__Instructions for the task__
In the data below, find every line with the string "name" and pull it out.
--
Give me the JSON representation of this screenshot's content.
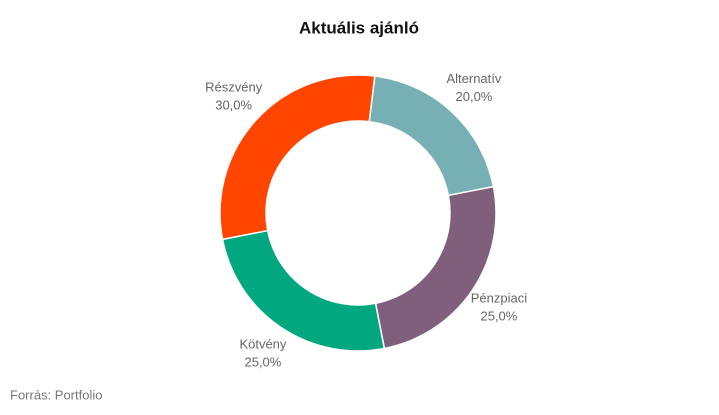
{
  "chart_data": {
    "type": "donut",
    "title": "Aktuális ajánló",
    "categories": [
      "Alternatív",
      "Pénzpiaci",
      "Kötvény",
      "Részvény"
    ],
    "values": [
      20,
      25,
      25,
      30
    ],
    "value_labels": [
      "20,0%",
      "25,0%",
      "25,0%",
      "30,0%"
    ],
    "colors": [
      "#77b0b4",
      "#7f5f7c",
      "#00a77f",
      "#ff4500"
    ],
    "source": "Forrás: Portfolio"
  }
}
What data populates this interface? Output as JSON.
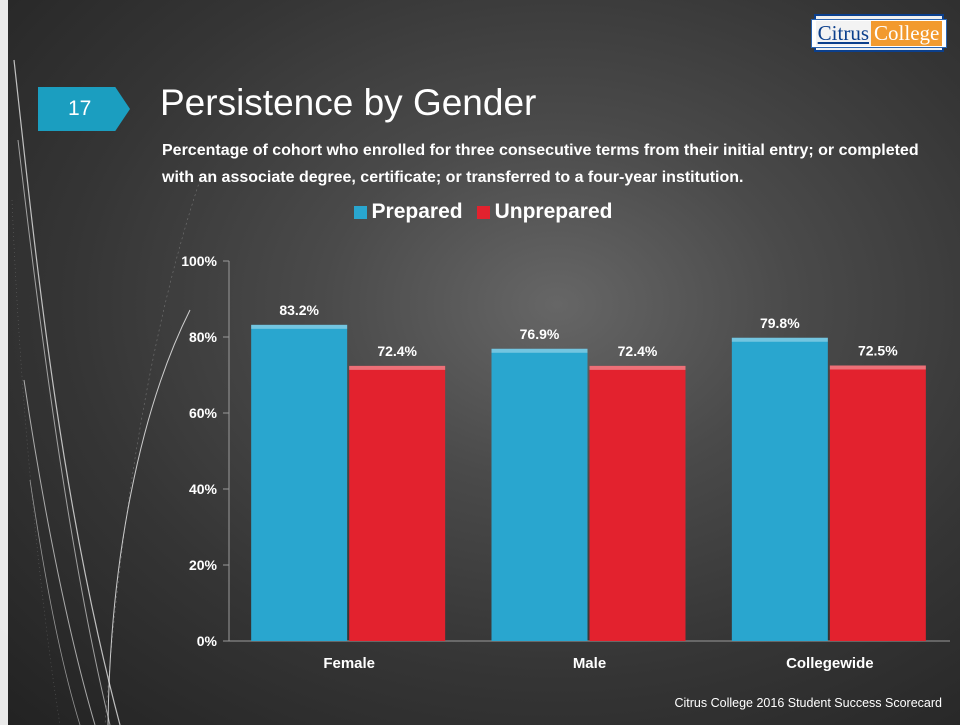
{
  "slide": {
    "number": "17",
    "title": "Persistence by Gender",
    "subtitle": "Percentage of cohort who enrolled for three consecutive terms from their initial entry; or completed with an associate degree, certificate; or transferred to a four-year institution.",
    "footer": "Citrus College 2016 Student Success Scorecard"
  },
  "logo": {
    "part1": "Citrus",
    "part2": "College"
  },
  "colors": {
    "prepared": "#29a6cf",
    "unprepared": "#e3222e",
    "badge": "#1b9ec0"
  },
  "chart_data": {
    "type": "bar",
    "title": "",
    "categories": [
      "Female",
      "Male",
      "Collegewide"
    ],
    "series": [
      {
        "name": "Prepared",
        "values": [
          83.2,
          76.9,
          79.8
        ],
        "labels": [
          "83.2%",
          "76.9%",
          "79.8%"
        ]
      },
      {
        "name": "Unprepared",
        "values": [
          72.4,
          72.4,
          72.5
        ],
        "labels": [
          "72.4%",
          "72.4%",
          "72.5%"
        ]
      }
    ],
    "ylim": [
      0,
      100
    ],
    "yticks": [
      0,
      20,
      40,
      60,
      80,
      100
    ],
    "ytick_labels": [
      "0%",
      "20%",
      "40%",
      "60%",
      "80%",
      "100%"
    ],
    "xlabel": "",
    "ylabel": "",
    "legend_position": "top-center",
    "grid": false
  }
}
--
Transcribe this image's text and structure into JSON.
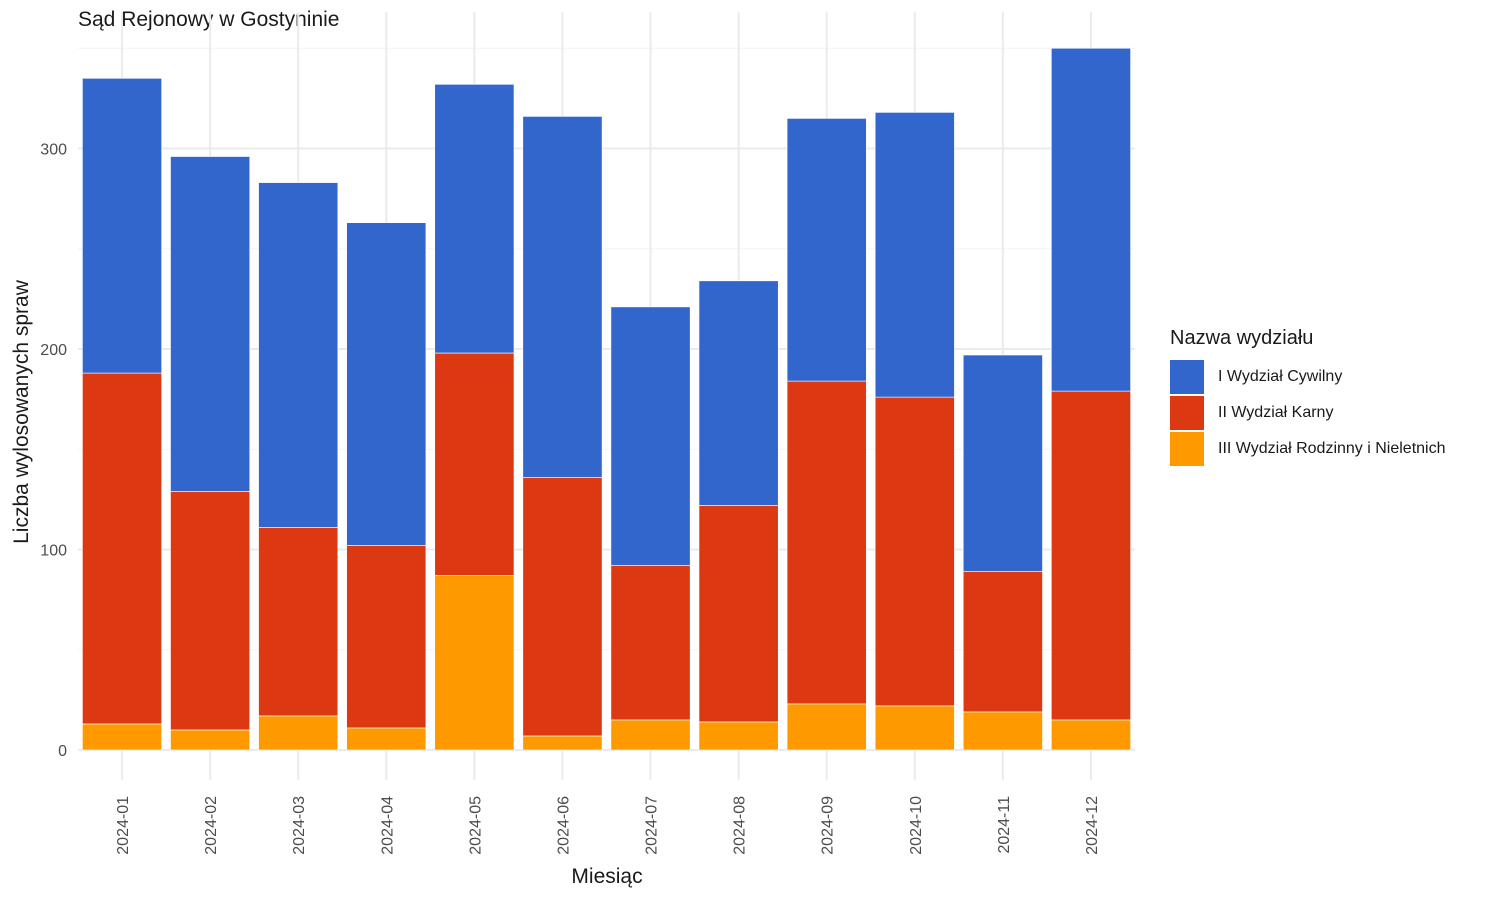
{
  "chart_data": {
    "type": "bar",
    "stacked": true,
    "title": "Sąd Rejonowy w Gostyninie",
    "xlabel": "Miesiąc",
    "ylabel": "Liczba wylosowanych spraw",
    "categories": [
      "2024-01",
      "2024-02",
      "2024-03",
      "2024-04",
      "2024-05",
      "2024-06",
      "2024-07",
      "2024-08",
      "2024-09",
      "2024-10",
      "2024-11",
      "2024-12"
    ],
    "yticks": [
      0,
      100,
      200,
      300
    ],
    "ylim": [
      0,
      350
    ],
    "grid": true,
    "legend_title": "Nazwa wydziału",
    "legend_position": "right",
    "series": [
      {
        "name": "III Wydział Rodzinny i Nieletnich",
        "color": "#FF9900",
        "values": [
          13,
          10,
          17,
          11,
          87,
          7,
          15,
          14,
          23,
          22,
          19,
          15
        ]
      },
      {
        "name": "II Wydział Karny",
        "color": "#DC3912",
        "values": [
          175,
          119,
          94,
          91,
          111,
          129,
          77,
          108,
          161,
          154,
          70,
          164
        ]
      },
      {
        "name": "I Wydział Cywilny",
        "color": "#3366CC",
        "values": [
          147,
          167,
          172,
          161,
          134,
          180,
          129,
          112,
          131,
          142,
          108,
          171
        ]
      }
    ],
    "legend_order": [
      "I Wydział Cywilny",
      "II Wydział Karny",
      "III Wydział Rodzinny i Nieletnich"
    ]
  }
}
--
__The response__
        "name": "Prepared",
        "name": "Unprepared",
        "name": "III Wydział Rodzinny i Nieletnich",
        "name": "II Wydział Karny",
        "name": "I Wydział Cywilny",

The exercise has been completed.